**Short task**
From the entries provided below, copy each line that contains the word "Death".

**Records to use**

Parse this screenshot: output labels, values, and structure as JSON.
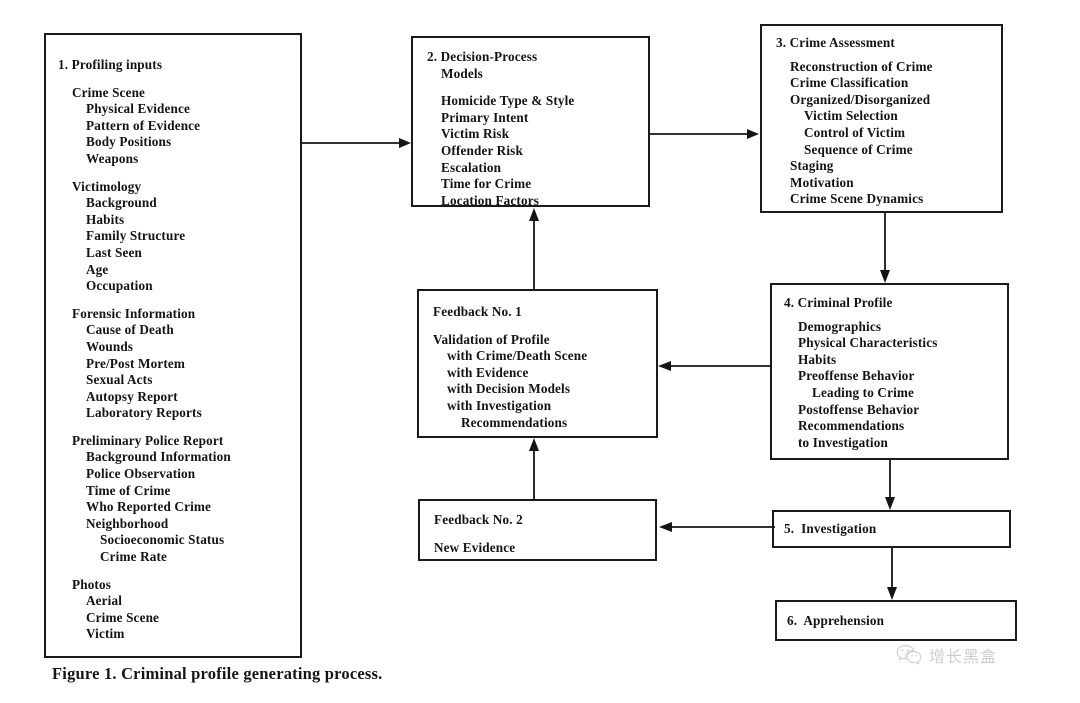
{
  "figure": {
    "caption": "Figure 1. Criminal profile generating process.",
    "title": "Criminal profile generating process"
  },
  "boxes": {
    "profiling_inputs": {
      "title": "1. Profiling inputs",
      "groups": [
        {
          "heading": "Crime Scene",
          "items": [
            "Physical Evidence",
            "Pattern of Evidence",
            "Body Positions",
            "Weapons"
          ]
        },
        {
          "heading": "Victimology",
          "items": [
            "Background",
            "Habits",
            "Family Structure",
            "Last Seen",
            "Age",
            "Occupation"
          ]
        },
        {
          "heading": "Forensic Information",
          "items": [
            "Cause of Death",
            "Wounds",
            "Pre/Post Mortem",
            "Sexual Acts",
            "Autopsy Report",
            "Laboratory Reports"
          ]
        },
        {
          "heading": "Preliminary Police Report",
          "items": [
            "Background Information",
            "Police Observation",
            "Time of Crime",
            "Who Reported Crime",
            "Neighborhood"
          ],
          "subitems": [
            "Socioeconomic Status",
            "Crime Rate"
          ]
        },
        {
          "heading": "Photos",
          "items": [
            "Aerial",
            "Crime Scene",
            "Victim"
          ]
        }
      ]
    },
    "decision_process": {
      "title_line1": "2. Decision-Process",
      "title_line2": "Models",
      "items": [
        "Homicide Type & Style",
        "Primary Intent",
        "Victim Risk",
        "Offender Risk",
        "Escalation",
        "Time for Crime",
        "Location Factors"
      ]
    },
    "crime_assessment": {
      "title": "3. Crime Assessment",
      "items": [
        "Reconstruction of Crime",
        "Crime Classification",
        "Organized/Disorganized"
      ],
      "subitems": [
        "Victim Selection",
        "Control of Victim",
        "Sequence of Crime"
      ],
      "items_tail": [
        "Staging",
        "Motivation",
        "Crime Scene Dynamics"
      ]
    },
    "criminal_profile": {
      "title": "4. Criminal Profile",
      "items": [
        "Demographics",
        "Physical Characteristics",
        "Habits",
        "Preoffense Behavior"
      ],
      "indented": "Leading to Crime",
      "items_tail": [
        "Postoffense Behavior",
        "Recommendations",
        "to Investigation"
      ]
    },
    "feedback_one": {
      "title": "Feedback No. 1",
      "subtitle": "Validation of Profile",
      "items": [
        "with Crime/Death Scene",
        "with Evidence",
        "with Decision Models",
        "with Investigation"
      ],
      "indented": "Recommendations"
    },
    "feedback_two": {
      "title": "Feedback No. 2",
      "body": "New Evidence"
    },
    "investigation": {
      "title": "5.  Investigation"
    },
    "apprehension": {
      "title": "6.  Apprehension"
    }
  },
  "arrows": [
    {
      "name": "profiling-to-decision",
      "direction": "right"
    },
    {
      "name": "decision-to-assessment",
      "direction": "right"
    },
    {
      "name": "assessment-to-profile",
      "direction": "down"
    },
    {
      "name": "profile-to-feedback-one",
      "direction": "left"
    },
    {
      "name": "profile-to-investigation",
      "direction": "down"
    },
    {
      "name": "investigation-to-feedback-two",
      "direction": "left"
    },
    {
      "name": "feedback-two-to-feedback-one",
      "direction": "up"
    },
    {
      "name": "feedback-one-to-decision",
      "direction": "up"
    },
    {
      "name": "investigation-to-apprehension",
      "direction": "down"
    }
  ],
  "watermark": {
    "text": "增长黑盒",
    "icon": "wechat-icon"
  },
  "colors": {
    "ink": "#141414",
    "page": "#ffffff",
    "watermark": "#8a8a8a"
  }
}
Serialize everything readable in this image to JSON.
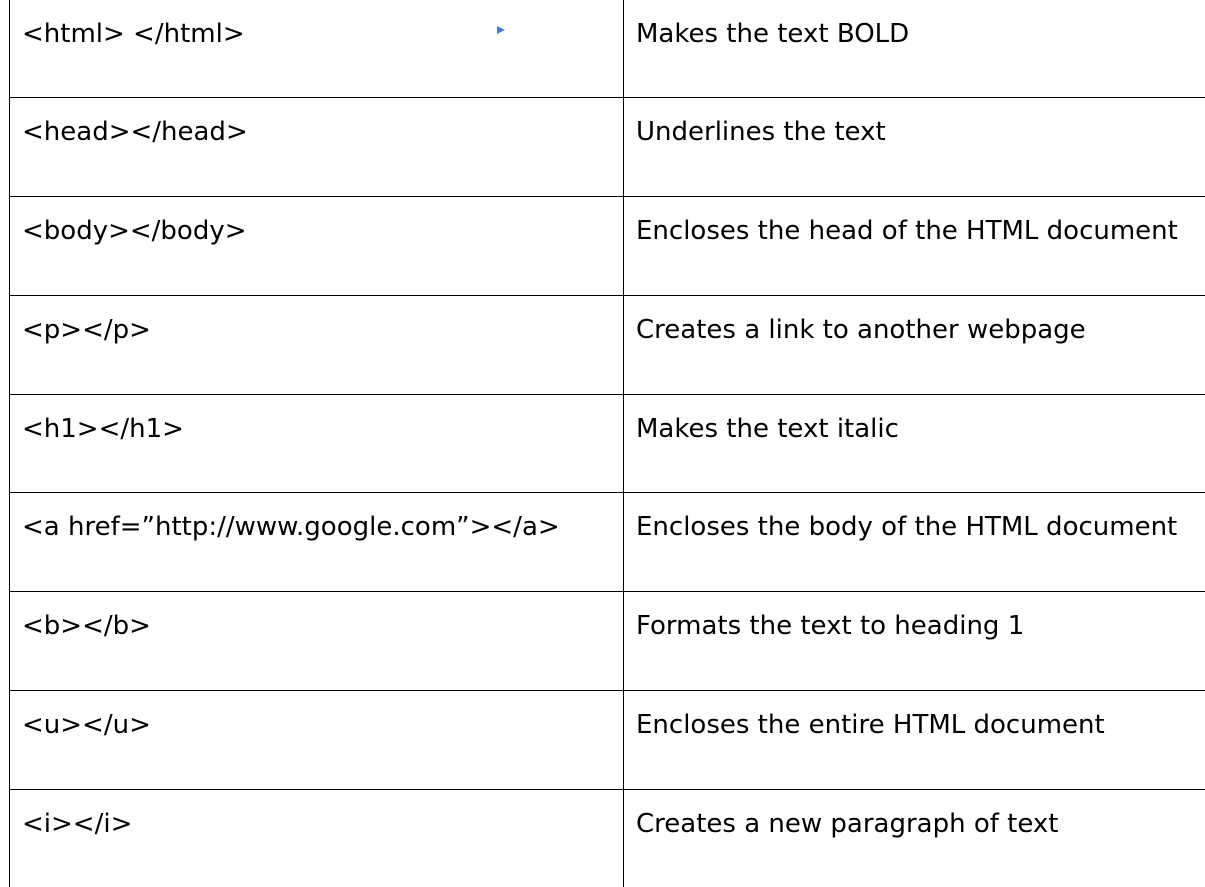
{
  "rows": [
    {
      "tag": "<html> </html>",
      "description": "Makes the text BOLD"
    },
    {
      "tag": "<head></head>",
      "description": "Underlines the text"
    },
    {
      "tag": "<body></body>",
      "description": "Encloses the head of the HTML document"
    },
    {
      "tag": "<p></p>",
      "description": "Creates a link to another webpage"
    },
    {
      "tag": "<h1></h1>",
      "description": "Makes the text italic"
    },
    {
      "tag": "<a href=”http://www.google.com”></a>",
      "description": "Encloses the body of the HTML document"
    },
    {
      "tag": "<b></b>",
      "description": "Formats the text to heading 1"
    },
    {
      "tag": "<u></u>",
      "description": "Encloses the entire HTML document"
    },
    {
      "tag": "<i></i>",
      "description": "Creates a new paragraph of text"
    }
  ],
  "arrow": {
    "icon": "arrow-right-icon",
    "color": "#5b8cc8"
  }
}
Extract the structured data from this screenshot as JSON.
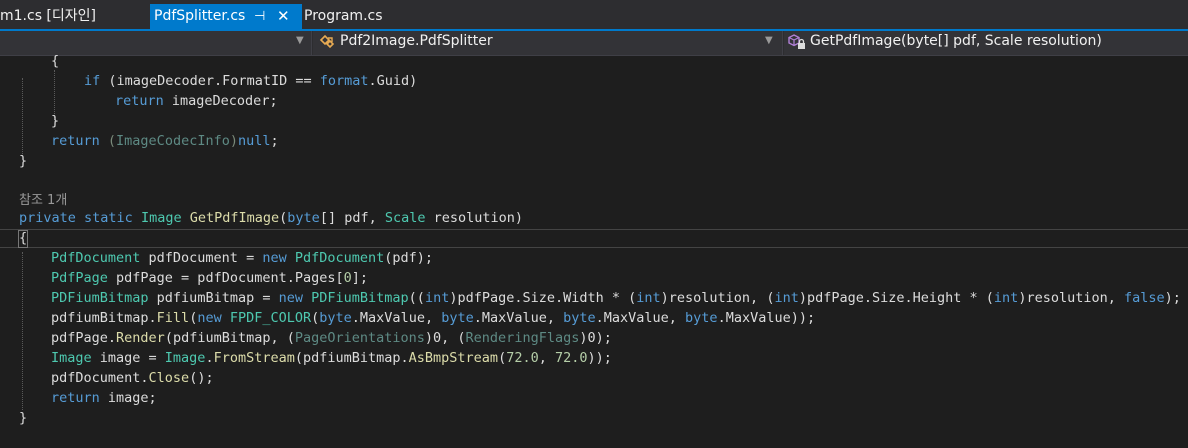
{
  "tabs": [
    {
      "label": "m1.cs [디자인]",
      "active": false
    },
    {
      "label": "PdfSplitter.cs",
      "active": true
    },
    {
      "label": "Program.cs",
      "active": false
    }
  ],
  "tab_pin_glyph": "⊣",
  "tab_close_glyph": "✕",
  "navbar": {
    "namespace_label": "Pdf2Image.PdfSplitter",
    "member_label": "GetPdfImage(byte[] pdf, Scale resolution)"
  },
  "icons": {
    "class_icon": "class-icon",
    "method_icon": "private-method-icon",
    "dropdown": "chevron-down-icon"
  },
  "colors": {
    "background": "#1e1e1e",
    "accent": "#007acc",
    "keyword": "#569cd6",
    "type": "#4ec9b0",
    "method": "#dcdcaa",
    "number": "#b5cea8",
    "text": "#dcdcdc",
    "codelens": "#999999"
  },
  "codelens": "참조 1개",
  "code": {
    "l1_brace": "{",
    "l2_if": "if",
    "l2_rest": " (imageDecoder.FormatID == ",
    "l2_format": "format",
    "l2_end": ".Guid)",
    "l3_return": "return",
    "l3_rest": " imageDecoder;",
    "l4_brace": "}",
    "l5_return": "return",
    "l5_cast_open": " (",
    "l5_type": "ImageCodecInfo",
    "l5_cast_close": ")",
    "l5_null": "null",
    "l5_end": ";",
    "l6_brace": "}",
    "sig_private": "private",
    "sig_static": "static",
    "sig_image": "Image",
    "sig_name": "GetPdfImage",
    "sig_open": "(",
    "sig_byte": "byte",
    "sig_mid": "[] pdf, ",
    "sig_scale": "Scale",
    "sig_end": " resolution)",
    "body_open": "{",
    "b1_t1": "PdfDocument",
    "b1_a": " pdfDocument = ",
    "b1_new": "new",
    "b1_t2": "PdfDocument",
    "b1_b": "(pdf);",
    "b2_t1": "PdfPage",
    "b2_a": " pdfPage = pdfDocument.Pages[",
    "b2_n": "0",
    "b2_b": "];",
    "b3_t1": "PDFiumBitmap",
    "b3_a": " pdfiumBitmap = ",
    "b3_new": "new",
    "b3_t2": "PDFiumBitmap",
    "b3_b": "((",
    "b3_int1": "int",
    "b3_c": ")pdfPage.Size.Width * (",
    "b3_int2": "int",
    "b3_d": ")resolution, (",
    "b3_int3": "int",
    "b3_e": ")pdfPage.Size.Height * (",
    "b3_int4": "int",
    "b3_f": ")resolution, ",
    "b3_false": "false",
    "b3_g": ");",
    "b4_a": "pdfiumBitmap.",
    "b4_fill": "Fill",
    "b4_b": "(",
    "b4_new": "new",
    "b4_ctor": "FPDF_COLOR",
    "b4_c": "(",
    "b4_byte1": "byte",
    "b4_d": ".MaxValue, ",
    "b4_byte2": "byte",
    "b4_e": ".MaxValue, ",
    "b4_byte3": "byte",
    "b4_f": ".MaxValue, ",
    "b4_byte4": "byte",
    "b4_g": ".MaxValue));",
    "b5_a": "pdfPage.",
    "b5_render": "Render",
    "b5_b": "(pdfiumBitmap, (",
    "b5_t1": "PageOrientations",
    "b5_c": ")0, (",
    "b5_t2": "RenderingFlags",
    "b5_d": ")0);",
    "b6_t1": "Image",
    "b6_a": " image = ",
    "b6_t2": "Image",
    "b6_b": ".",
    "b6_fs": "FromStream",
    "b6_c": "(pdfiumBitmap.",
    "b6_abs": "AsBmpStream",
    "b6_d": "(",
    "b6_n1": "72.0",
    "b6_e": ", ",
    "b6_n2": "72.0",
    "b6_f": "));",
    "b7_a": "pdfDocument.",
    "b7_close": "Close",
    "b7_b": "();",
    "b8_return": "return",
    "b8_rest": " image;",
    "body_close": "}"
  }
}
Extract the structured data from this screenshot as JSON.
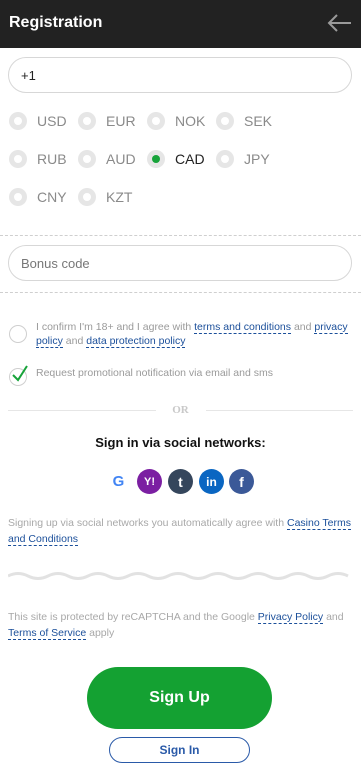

**Written response**
            "Cause of Death",
        "with Crime/Death Scene",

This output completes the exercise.